GOAL |
Look through the lines below and extract each one that contains "title".

START EXERCISE INPUT

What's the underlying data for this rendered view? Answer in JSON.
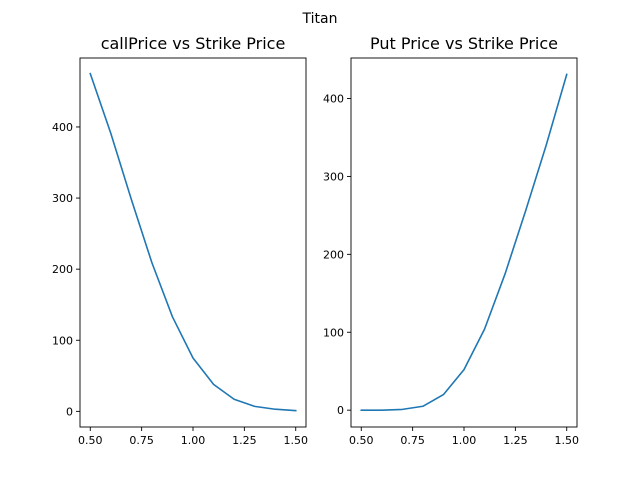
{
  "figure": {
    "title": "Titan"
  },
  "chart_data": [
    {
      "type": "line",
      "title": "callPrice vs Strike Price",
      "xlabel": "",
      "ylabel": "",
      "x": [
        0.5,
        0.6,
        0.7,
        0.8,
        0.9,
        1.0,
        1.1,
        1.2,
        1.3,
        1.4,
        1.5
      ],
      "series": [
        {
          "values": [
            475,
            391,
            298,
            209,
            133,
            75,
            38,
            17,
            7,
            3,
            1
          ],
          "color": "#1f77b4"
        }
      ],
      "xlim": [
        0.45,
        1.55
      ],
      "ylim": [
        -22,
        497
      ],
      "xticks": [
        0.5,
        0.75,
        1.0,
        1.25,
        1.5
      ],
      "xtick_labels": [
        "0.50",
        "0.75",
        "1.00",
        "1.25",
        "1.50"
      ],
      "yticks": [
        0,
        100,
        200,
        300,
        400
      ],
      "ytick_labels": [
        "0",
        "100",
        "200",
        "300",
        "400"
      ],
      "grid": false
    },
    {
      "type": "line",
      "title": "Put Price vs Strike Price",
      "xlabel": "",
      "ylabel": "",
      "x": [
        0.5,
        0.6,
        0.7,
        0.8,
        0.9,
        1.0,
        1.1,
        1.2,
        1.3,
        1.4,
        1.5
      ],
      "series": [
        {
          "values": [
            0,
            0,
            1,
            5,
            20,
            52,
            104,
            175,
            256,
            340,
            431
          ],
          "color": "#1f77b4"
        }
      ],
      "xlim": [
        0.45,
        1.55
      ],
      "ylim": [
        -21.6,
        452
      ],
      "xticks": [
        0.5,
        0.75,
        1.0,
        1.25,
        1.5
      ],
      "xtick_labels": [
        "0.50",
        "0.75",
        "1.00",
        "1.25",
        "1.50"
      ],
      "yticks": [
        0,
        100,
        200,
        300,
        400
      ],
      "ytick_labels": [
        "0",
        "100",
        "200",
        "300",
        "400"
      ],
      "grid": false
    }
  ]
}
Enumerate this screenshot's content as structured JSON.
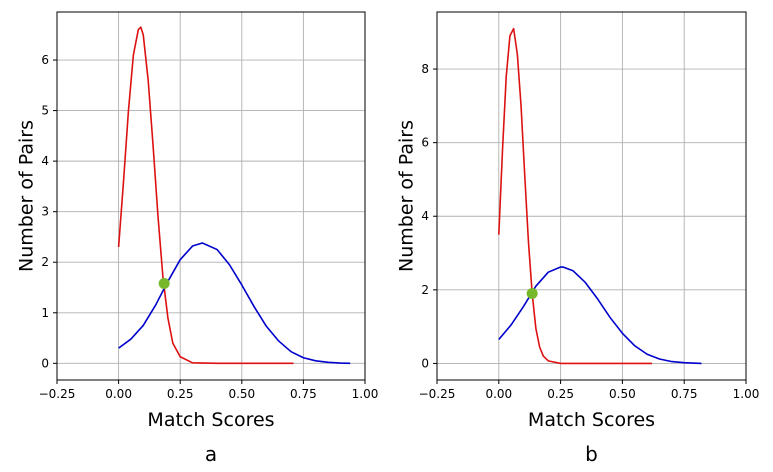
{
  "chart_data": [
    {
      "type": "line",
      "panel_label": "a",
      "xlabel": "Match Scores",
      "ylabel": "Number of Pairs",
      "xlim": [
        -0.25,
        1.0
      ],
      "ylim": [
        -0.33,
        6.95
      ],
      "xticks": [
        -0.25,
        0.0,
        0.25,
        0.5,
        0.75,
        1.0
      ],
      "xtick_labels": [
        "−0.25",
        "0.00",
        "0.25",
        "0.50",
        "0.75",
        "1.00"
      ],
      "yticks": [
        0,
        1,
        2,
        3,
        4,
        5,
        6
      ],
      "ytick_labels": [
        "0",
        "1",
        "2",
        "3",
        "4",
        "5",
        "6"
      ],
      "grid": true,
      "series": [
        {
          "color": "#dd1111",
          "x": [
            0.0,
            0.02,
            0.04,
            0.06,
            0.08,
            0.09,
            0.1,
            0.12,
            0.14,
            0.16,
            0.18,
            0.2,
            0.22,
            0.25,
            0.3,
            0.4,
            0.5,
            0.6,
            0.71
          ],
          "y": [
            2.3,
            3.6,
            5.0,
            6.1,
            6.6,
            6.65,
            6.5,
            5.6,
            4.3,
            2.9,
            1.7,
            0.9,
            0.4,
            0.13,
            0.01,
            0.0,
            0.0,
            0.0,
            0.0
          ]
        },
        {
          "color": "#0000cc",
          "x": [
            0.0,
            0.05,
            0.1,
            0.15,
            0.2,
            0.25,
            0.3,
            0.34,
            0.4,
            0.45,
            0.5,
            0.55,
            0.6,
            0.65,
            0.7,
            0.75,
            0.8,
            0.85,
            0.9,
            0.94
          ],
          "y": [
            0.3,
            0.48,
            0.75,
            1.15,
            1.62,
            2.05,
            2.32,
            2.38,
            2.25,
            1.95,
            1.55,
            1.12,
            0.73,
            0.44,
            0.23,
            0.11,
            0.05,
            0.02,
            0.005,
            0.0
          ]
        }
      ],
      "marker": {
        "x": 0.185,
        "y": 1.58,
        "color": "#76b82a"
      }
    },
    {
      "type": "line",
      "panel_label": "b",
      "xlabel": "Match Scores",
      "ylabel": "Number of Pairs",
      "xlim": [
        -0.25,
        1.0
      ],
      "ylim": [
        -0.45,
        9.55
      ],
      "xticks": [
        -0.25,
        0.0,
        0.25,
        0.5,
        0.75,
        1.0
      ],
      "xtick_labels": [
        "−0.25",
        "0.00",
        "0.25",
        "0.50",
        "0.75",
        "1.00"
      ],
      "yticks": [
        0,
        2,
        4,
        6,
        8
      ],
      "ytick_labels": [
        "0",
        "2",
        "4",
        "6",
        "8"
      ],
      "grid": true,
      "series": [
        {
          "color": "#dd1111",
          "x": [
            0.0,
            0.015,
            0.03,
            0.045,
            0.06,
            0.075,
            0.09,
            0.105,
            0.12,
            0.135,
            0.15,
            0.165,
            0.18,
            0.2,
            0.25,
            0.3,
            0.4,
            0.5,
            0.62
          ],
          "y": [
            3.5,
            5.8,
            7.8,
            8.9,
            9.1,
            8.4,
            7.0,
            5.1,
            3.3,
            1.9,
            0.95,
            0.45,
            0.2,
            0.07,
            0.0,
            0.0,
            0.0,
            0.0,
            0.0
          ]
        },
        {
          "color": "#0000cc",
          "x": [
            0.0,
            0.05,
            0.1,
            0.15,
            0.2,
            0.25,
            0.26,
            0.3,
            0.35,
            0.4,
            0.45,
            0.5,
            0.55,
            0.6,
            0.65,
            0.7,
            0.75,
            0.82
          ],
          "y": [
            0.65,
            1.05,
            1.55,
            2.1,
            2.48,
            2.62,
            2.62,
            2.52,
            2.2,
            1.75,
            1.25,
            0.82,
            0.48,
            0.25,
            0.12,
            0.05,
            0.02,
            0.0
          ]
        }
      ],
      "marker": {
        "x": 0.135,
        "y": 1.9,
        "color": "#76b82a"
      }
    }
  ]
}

END EXERCISE INPUT
START EXERCISE INPUT

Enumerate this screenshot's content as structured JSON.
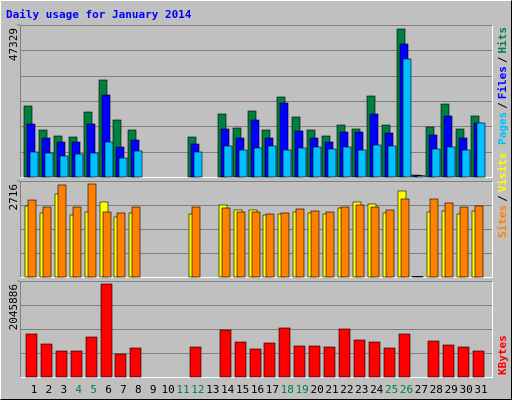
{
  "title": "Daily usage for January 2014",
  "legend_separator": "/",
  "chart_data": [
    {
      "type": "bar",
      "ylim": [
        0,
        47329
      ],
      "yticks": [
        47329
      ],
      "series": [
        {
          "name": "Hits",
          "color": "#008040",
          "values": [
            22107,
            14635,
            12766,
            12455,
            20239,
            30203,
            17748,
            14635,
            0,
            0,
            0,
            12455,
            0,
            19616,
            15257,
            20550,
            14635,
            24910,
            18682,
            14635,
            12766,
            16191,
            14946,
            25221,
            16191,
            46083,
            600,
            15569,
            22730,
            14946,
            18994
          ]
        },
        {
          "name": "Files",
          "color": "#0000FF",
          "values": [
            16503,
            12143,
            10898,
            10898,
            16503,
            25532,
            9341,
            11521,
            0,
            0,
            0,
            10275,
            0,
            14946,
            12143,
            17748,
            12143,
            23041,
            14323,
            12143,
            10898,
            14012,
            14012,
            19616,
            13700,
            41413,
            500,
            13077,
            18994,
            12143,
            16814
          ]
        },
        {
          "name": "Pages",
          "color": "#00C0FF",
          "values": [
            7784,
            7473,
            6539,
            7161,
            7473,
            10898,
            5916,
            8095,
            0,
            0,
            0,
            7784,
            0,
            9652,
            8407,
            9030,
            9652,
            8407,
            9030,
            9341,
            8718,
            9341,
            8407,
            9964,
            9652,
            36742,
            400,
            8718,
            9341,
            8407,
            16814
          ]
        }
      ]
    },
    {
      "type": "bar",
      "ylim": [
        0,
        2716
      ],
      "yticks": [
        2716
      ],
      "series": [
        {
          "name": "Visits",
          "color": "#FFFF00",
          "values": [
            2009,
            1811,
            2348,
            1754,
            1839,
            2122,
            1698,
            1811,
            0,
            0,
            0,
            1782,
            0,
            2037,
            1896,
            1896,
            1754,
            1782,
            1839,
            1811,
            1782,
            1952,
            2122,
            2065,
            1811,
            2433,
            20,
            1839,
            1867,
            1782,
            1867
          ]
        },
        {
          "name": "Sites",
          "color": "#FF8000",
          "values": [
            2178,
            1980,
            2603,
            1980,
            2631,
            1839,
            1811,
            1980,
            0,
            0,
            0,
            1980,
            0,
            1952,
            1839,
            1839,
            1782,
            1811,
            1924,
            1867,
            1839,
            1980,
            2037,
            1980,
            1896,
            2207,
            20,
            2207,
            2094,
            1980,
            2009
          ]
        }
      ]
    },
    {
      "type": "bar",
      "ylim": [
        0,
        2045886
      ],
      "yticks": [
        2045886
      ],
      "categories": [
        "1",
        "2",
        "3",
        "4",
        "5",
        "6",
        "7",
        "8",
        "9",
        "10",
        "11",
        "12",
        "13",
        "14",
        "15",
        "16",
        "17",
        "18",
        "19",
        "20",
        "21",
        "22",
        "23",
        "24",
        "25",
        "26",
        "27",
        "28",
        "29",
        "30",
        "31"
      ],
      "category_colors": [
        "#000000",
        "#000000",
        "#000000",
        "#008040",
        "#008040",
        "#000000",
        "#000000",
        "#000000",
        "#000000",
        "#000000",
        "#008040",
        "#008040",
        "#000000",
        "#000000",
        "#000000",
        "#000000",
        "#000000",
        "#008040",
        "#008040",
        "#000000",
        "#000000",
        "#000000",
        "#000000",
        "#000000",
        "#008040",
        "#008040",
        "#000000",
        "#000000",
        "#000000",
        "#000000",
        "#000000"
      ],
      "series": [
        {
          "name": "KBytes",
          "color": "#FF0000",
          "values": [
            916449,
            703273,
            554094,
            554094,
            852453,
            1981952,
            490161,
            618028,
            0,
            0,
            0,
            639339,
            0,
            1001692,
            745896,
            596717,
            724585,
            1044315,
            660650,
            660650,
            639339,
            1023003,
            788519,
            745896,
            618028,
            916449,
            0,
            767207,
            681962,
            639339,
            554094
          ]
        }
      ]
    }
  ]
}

END EXERCISE INPUT

ANSWER TO THE PROBLEM |
    "title": "Titan"
      "title": "callPrice vs Strike Price",
      "title": "Put Price vs Strike Price",
  "title": "Daily usage for January 2014",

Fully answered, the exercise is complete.